TO DO >> Filter the records for lines holding the string "this".

ENTRIES SUPPLIED >>
((
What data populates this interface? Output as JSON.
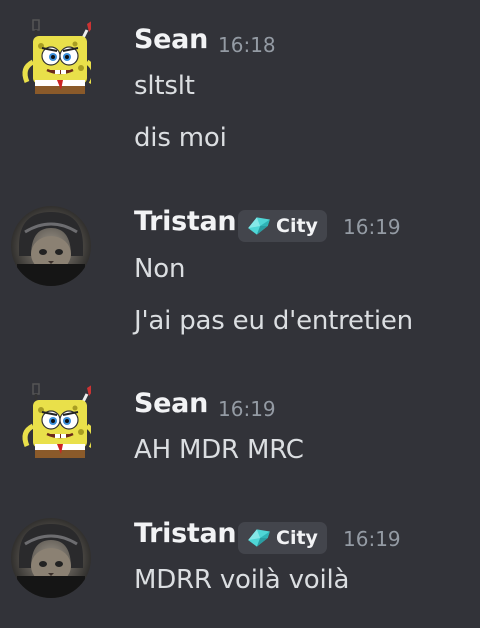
{
  "messages": [
    {
      "author": "Sean",
      "time": "16:18",
      "lines": [
        "sltslt",
        "dis moi"
      ],
      "avatar_icon": "spongebob-chef-avatar"
    },
    {
      "author": "Tristan",
      "time": "16:19",
      "tag": {
        "label": "City",
        "icon": "diamond-gem-icon",
        "color": "#4fd6d6"
      },
      "lines": [
        "Non",
        "J'ai pas eu d'entretien"
      ],
      "avatar_icon": "cat-helmet-avatar"
    },
    {
      "author": "Sean",
      "time": "16:19",
      "lines": [
        "AH MDR MRC"
      ],
      "avatar_icon": "spongebob-chef-avatar"
    },
    {
      "author": "Tristan",
      "time": "16:19",
      "tag": {
        "label": "City",
        "icon": "diamond-gem-icon",
        "color": "#4fd6d6"
      },
      "lines": [
        "MDRR voilà voilà"
      ],
      "avatar_icon": "cat-helmet-avatar"
    }
  ],
  "colors": {
    "background": "#323339",
    "author": "#f2f3f5",
    "timestamp": "#949ba4",
    "message_text": "#dbdee1",
    "tag_bg": "#43454c"
  }
}
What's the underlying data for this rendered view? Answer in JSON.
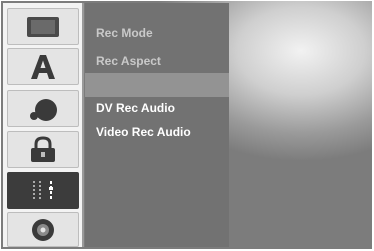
{
  "sidebar": {
    "items": [
      {
        "icon": "screen-icon",
        "active": false
      },
      {
        "icon": "language-icon",
        "active": false
      },
      {
        "icon": "audio-icon",
        "active": false
      },
      {
        "icon": "lock-icon",
        "active": false
      },
      {
        "icon": "recording-icon",
        "active": true
      },
      {
        "icon": "disc-icon",
        "active": false
      }
    ]
  },
  "menu": {
    "items": [
      {
        "label": "Rec Mode",
        "state": "disabled"
      },
      {
        "label": "Rec Aspect",
        "state": "disabled"
      },
      {
        "label": "",
        "state": "highlighted"
      },
      {
        "label": "DV Rec Audio",
        "state": "enabled"
      },
      {
        "label": "Video Rec Audio",
        "state": "enabled"
      }
    ]
  }
}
))
THE OUTPUT >>
What data populates this interface? Output as JSON.
What's the underlying data for this rendered view? Answer in JSON.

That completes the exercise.